╭─ Data for processing
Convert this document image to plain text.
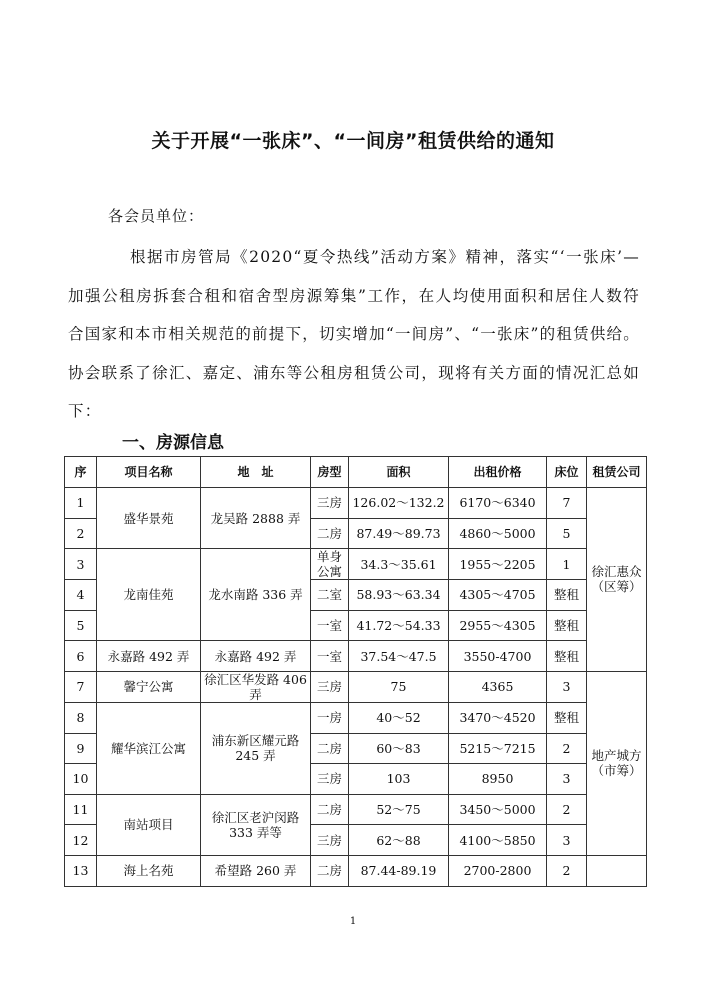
关于开展“一张床”、“一间房”租赁供给的通知
各会员单位：
根据市房管局《2020“夏令热线”活动方案》精神，落实“‘一张床’—加强公租房拆套合租和宿舍型房源筹集”工作，在人均使用面积和居住人数符合国家和本市相关规范的前提下，切实增加“一间房”、“一张床”的租赁供给。协会联系了徐汇、嘉定、浦东等公租房租赁公司，现将有关方面的情况汇总如下：
一、房源信息
序	项目名称	地　址	房型	面积	出租价格	床位	租赁公司
1	盛华景苑	龙吴路 2888 弄	三房	126.02～132.2	6170～6340	7	徐汇惠众（区筹）
2			二房	87.49～89.73	4860～5000	5	
3	龙南佳苑	龙水南路 336 弄	单身公寓	34.3～35.61	1955～2205	1	
4			二室	58.93～63.34	4305～4705	整租	
5			一室	41.72～54.33	2955～4305	整租	
6	永嘉路 492 弄	永嘉路 492 弄	一室	37.54～47.5	3550-4700	整租	
7	馨宁公寓	徐汇区华发路 406 弄	三房	75	4365	3	地产城方（市筹）
8	耀华滨江公寓	浦东新区耀元路 245 弄	一房	40～52	3470～4520	整租	
9			二房	60～83	5215～7215	2	
10			三房	103	8950	3	
11	南站项目	徐汇区老沪闵路 333 弄等	二房	52～75	3450～5000	2	
12			三房	62～88	4100～5850	3	
13	海上名苑	希望路 260 弄	二房	87.44-89.19	2700-2800	2	
1
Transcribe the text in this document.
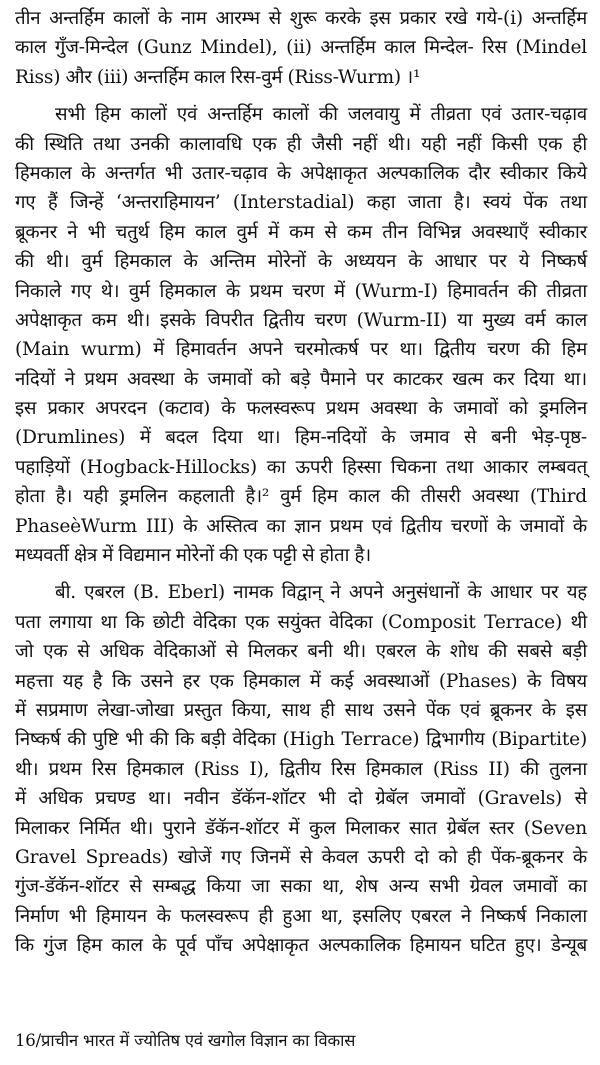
तीन अन्तर्हिम कालों के नाम आरम्भ से शुरू करके इस प्रकार रखे गये-(i) अन्तर्हिम
काल गुँज-मिन्देल (Gunz Mindel), (ii) अन्तर्हिम काल मिन्देल- रिस (Mindel
Riss) और (iii) अन्तर्हिम काल रिस-वुर्म (Riss-Wurm) ।¹
सभी हिम कालों एवं अन्तर्हिम कालों की जलवायु में तीव्रता एवं उतार-चढ़ाव
की स्थिति तथा उनकी कालावधि एक ही जैसी नहीं थी। यही नहीं किसी एक ही
हिमकाल के अन्तर्गत भी उतार-चढ़ाव के अपेक्षाकृत अल्पकालिक दौर स्वीकार किये
गए हैं जिन्हें ‘अन्तराहिमायन’ (Interstadial) कहा जाता है। स्वयं पेंक तथा
ब्रूकनर ने भी चतुर्थ हिम काल वुर्म में कम से कम तीन विभिन्न अवस्थाएँ स्वीकार
की थी। वुर्म हिमकाल के अन्तिम मोरेनों के अध्ययन के आधार पर ये निष्कर्ष
निकाले गए थे। वुर्म हिमकाल के प्रथम चरण में (Wurm-I) हिमावर्तन की तीव्रता
अपेक्षाकृत कम थी। इसके विपरीत द्वितीय चरण (Wurm-II) या मुख्य वर्म काल
(Main wurm) में हिमावर्तन अपने चरमोत्कर्ष पर था। द्वितीय चरण की हिम
नदियों ने प्रथम अवस्था के जमावों को बड़े पैमाने पर काटकर खत्म कर दिया था।
इस प्रकार अपरदन (कटाव) के फलस्वरूप प्रथम अवस्था के जमावों को ड्रमलिन
(Drumlines) में बदल दिया था। हिम-नदियों के जमाव से बनी भेड़-पृष्ठ-
पहाड़ियों (Hogback-Hillocks) का ऊपरी हिस्सा चिकना तथा आकार लम्बवत्
होता है। यही ड्रमलिन कहलाती है।² वुर्म हिम काल की तीसरी अवस्था (Third
PhaseèWurm III) के अस्तित्व का ज्ञान प्रथम एवं द्वितीय चरणों के जमावों के
मध्यवर्ती क्षेत्र में विद्यमान मोरेनों की एक पट्टी से होता है।
बी. एबरल (B. Eberl) नामक विद्वान् ने अपने अनुसंधानों के आधार पर यह
पता लगाया था कि छोटी वेदिका एक सयुंक्त वेदिका (Composit Terrace) थी
जो एक से अधिक वेदिकाओं से मिलकर बनी थी। एबरल के शोध की सबसे बड़ी
महत्ता यह है कि उसने हर एक हिमकाल में कई अवस्थाओं (Phases) के विषय
में सप्रमाण लेखा-जोखा प्रस्तुत किया, साथ ही साथ उसने पेंक एवं ब्रूकनर के इस
निष्कर्ष की पुष्टि भी की कि बड़ी वेदिका (High Terrace) द्विभागीय (Bipartite)
थी। प्रथम रिस हिमकाल (Riss I), द्वितीय रिस हिमकाल (Riss II) की तुलना
में अधिक प्रचण्ड था। नवीन डॅकॅन-शॉटर भी दो ग्रेबॅल जमावों (Gravels) से
मिलाकर निर्मित थी। पुराने डॅकॅन-शॉटर में कुल मिलाकर सात ग्रेबॅल स्तर (Seven
Gravel Spreads) खोजें गए जिनमें से केवल ऊपरी दो को ही पेंक-ब्रूकनर के
गुंज-डॅकॅन-शॉटर से सम्बद्ध किया जा सका था, शेष अन्य सभी ग्रेवल जमावों का
निर्माण भी हिमायन के फलस्वरूप ही हुआ था, इसलिए एबरल ने निष्कर्ष निकाला
कि गुंज हिम काल के पूर्व पाँच अपेक्षाकृत अल्पकालिक हिमायन घटित हुए। डेन्यूब
16/प्राचीन भारत में ज्योतिष एवं खगोल विज्ञान का विकास
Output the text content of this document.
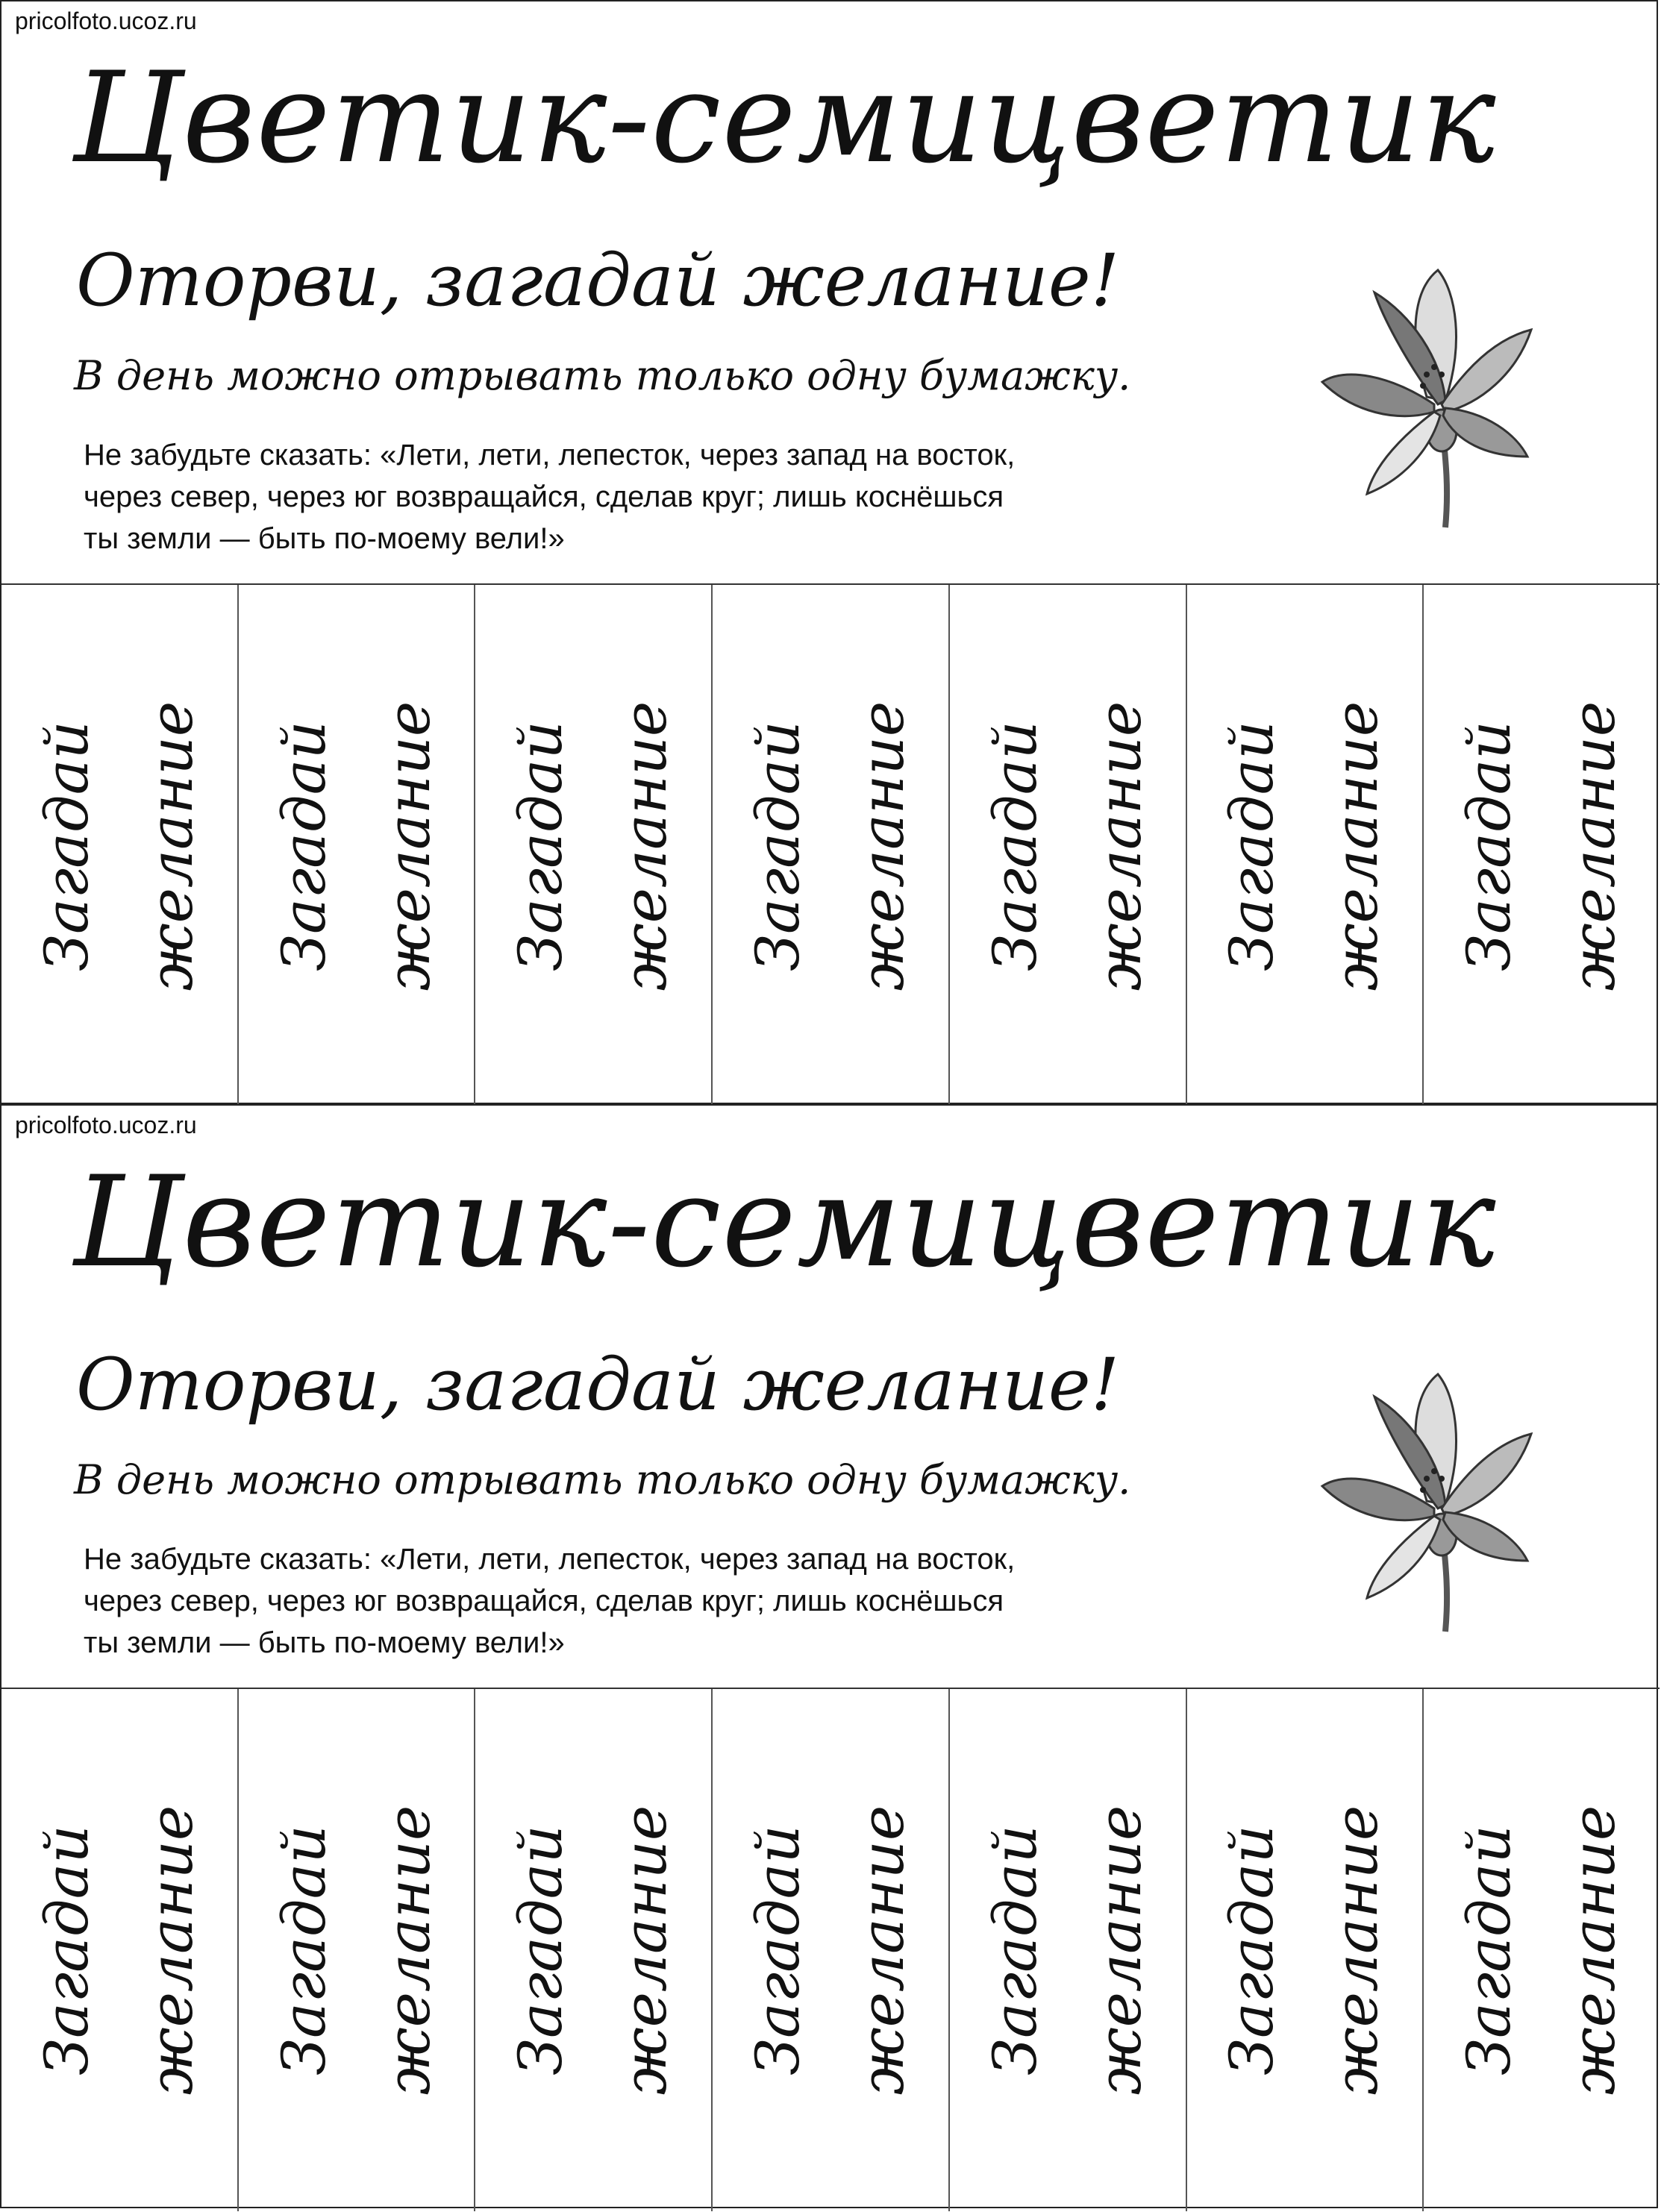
pricolfoto.ucoz.ru
Цветик-семицветик
Оторви, загадай желание!
В день можно отрывать только одну бумажку.
Не забудьте сказать: «Лети, лети, лепесток, через запад на восток,
через север, через юг возвращайся, сделав круг; лишь коснёшься
ты земли — быть по-моему вели!»
Загадай желание	Загадай желание	Загадай желание	Загадай желание	Загадай желание	Загадай желание	Загадай желание
pricolfoto.ucoz.ru
Цветик-семицветик
Оторви, загадай желание!
В день можно отрывать только одну бумажку.
Не забудьте сказать: «Лети, лети, лепесток, через запад на восток,
через север, через юг возвращайся, сделав круг; лишь коснёшься
ты земли — быть по-моему вели!»
Загадай желание	Загадай желание	Загадай желание	Загадай желание	Загадай желание	Загадай желание	Загадай желание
╰─
# [Objective]
Without the pictures, reproduce every line of the records above exactly.

# [Full response]
Convert this document image to plain text.
关于开展“一张床”、“一间房”租赁供给的通知
各会员单位：
根据市房管局《2020“夏令热线”活动方案》精神，落实“‘一张床’—加强公租房拆套合租和宿舍型房源筹集”工作，在人均使用面积和居住人数符合国家和本市相关规范的前提下，切实增加“一间房”、“一张床”的租赁供给。协会联系了徐汇、嘉定、浦东等公租房租赁公司，现将有关方面的情况汇总如下：
一、房源信息
序	项目名称	地　址	房型	面积	出租价格	床位	租赁公司
1	盛华景苑	龙吴路 2888 弄	三房	126.02～132.2	6170～6340	7	徐汇惠众（区筹）
2			二房	87.49～89.73	4860～5000	5	
3	龙南佳苑	龙水南路 336 弄	单身公寓	34.3～35.61	1955～2205	1	
4			二室	58.93～63.34	4305～4705	整租	
5			一室	41.72～54.33	2955～4305	整租	
6	永嘉路 492 弄	永嘉路 492 弄	一室	37.54～47.5	3550-4700	整租	
7	馨宁公寓	徐汇区华发路 406 弄	三房	75	4365	3	地产城方（市筹）
8	耀华滨江公寓	浦东新区耀元路 245 弄	一房	40～52	3470～4520	整租	
9			二房	60～83	5215～7215	2	
10			三房	103	8950	3	
11	南站项目	徐汇区老沪闵路 333 弄等	二房	52～75	3450～5000	2	
12			三房	62～88	4100～5850	3	
13	海上名苑	希望路 260 弄	二房	87.44-89.19	2700-2800	2	
1
Transcribe the text in this document.
तीन अन्तर्हिम कालों के नाम आरम्भ से शुरू करके इस प्रकार रखे गये-(i) अन्तर्हिम
काल गुँज-मिन्देल (Gunz Mindel), (ii) अन्तर्हिम काल मिन्देल- रिस (Mindel
Riss) और (iii) अन्तर्हिम काल रिस-वुर्म (Riss-Wurm) ।¹
सभी हिम कालों एवं अन्तर्हिम कालों की जलवायु में तीव्रता एवं उतार-चढ़ाव
की स्थिति तथा उनकी कालावधि एक ही जैसी नहीं थी। यही नहीं किसी एक ही
हिमकाल के अन्तर्गत भी उतार-चढ़ाव के अपेक्षाकृत अल्पकालिक दौर स्वीकार किये
गए हैं जिन्हें ‘अन्तराहिमायन’ (Interstadial) कहा जाता है। स्वयं पेंक तथा
ब्रूकनर ने भी चतुर्थ हिम काल वुर्म में कम से कम तीन विभिन्न अवस्थाएँ स्वीकार
की थी। वुर्म हिमकाल के अन्तिम मोरेनों के अध्ययन के आधार पर ये निष्कर्ष
निकाले गए थे। वुर्म हिमकाल के प्रथम चरण में (Wurm-I) हिमावर्तन की तीव्रता
अपेक्षाकृत कम थी। इसके विपरीत द्वितीय चरण (Wurm-II) या मुख्य वर्म काल
(Main wurm) में हिमावर्तन अपने चरमोत्कर्ष पर था। द्वितीय चरण की हिम
नदियों ने प्रथम अवस्था के जमावों को बड़े पैमाने पर काटकर खत्म कर दिया था।
इस प्रकार अपरदन (कटाव) के फलस्वरूप प्रथम अवस्था के जमावों को ड्रमलिन
(Drumlines) में बदल दिया था। हिम-नदियों के जमाव से बनी भेड़-पृष्ठ-
पहाड़ियों (Hogback-Hillocks) का ऊपरी हिस्सा चिकना तथा आकार लम्बवत्
होता है। यही ड्रमलिन कहलाती है।² वुर्म हिम काल की तीसरी अवस्था (Third
PhaseèWurm III) के अस्तित्व का ज्ञान प्रथम एवं द्वितीय चरणों के जमावों के
मध्यवर्ती क्षेत्र में विद्यमान मोरेनों की एक पट्टी से होता है।
बी. एबरल (B. Eberl) नामक विद्वान् ने अपने अनुसंधानों के आधार पर यह
पता लगाया था कि छोटी वेदिका एक सयुंक्त वेदिका (Composit Terrace) थी
जो एक से अधिक वेदिकाओं से मिलकर बनी थी। एबरल के शोध की सबसे बड़ी
महत्ता यह है कि उसने हर एक हिमकाल में कई अवस्थाओं (Phases) के विषय
में सप्रमाण लेखा-जोखा प्रस्तुत किया, साथ ही साथ उसने पेंक एवं ब्रूकनर के इस
निष्कर्ष की पुष्टि भी की कि बड़ी वेदिका (High Terrace) द्विभागीय (Bipartite)
थी। प्रथम रिस हिमकाल (Riss I), द्वितीय रिस हिमकाल (Riss II) की तुलना
में अधिक प्रचण्ड था। नवीन डॅकॅन-शॉटर भी दो ग्रेबॅल जमावों (Gravels) से
मिलाकर निर्मित थी। पुराने डॅकॅन-शॉटर में कुल मिलाकर सात ग्रेबॅल स्तर (Seven
Gravel Spreads) खोजें गए जिनमें से केवल ऊपरी दो को ही पेंक-ब्रूकनर के
गुंज-डॅकॅन-शॉटर से सम्बद्ध किया जा सका था, शेष अन्य सभी ग्रेवल जमावों का
निर्माण भी हिमायन के फलस्वरूप ही हुआ था, इसलिए एबरल ने निष्कर्ष निकाला
कि गुंज हिम काल के पूर्व पाँच अपेक्षाकृत अल्पकालिक हिमायन घटित हुए। डेन्यूब
16/प्राचीन भारत में ज्योतिष एवं खगोल विज्ञान का विकास
Output the text content of this document.
pricolfoto.ucoz.ru
Цветик-семицветик
Оторви, загадай желание!
В день можно отрывать только одну бумажку.
Не забудьте сказать: «Лети, лети, лепесток, через запад на восток,
через север, через юг возвращайся, сделав круг; лишь коснёшься
ты земли — быть по-моему вели!»
Загадай желание	Загадай желание	Загадай желание	Загадай желание	Загадай желание	Загадай желание	Загадай желание
pricolfoto.ucoz.ru
Цветик-семицветик
Оторви, загадай желание!
В день можно отрывать только одну бумажку.
Не забудьте сказать: «Лети, лети, лепесток, через запад на восток,
через север, через юг возвращайся, сделав круг; лишь коснёшься
ты земли — быть по-моему вели!»
Загадай желание	Загадай желание	Загадай желание	Загадай желание	Загадай желание	Загадай желание	Загадай желание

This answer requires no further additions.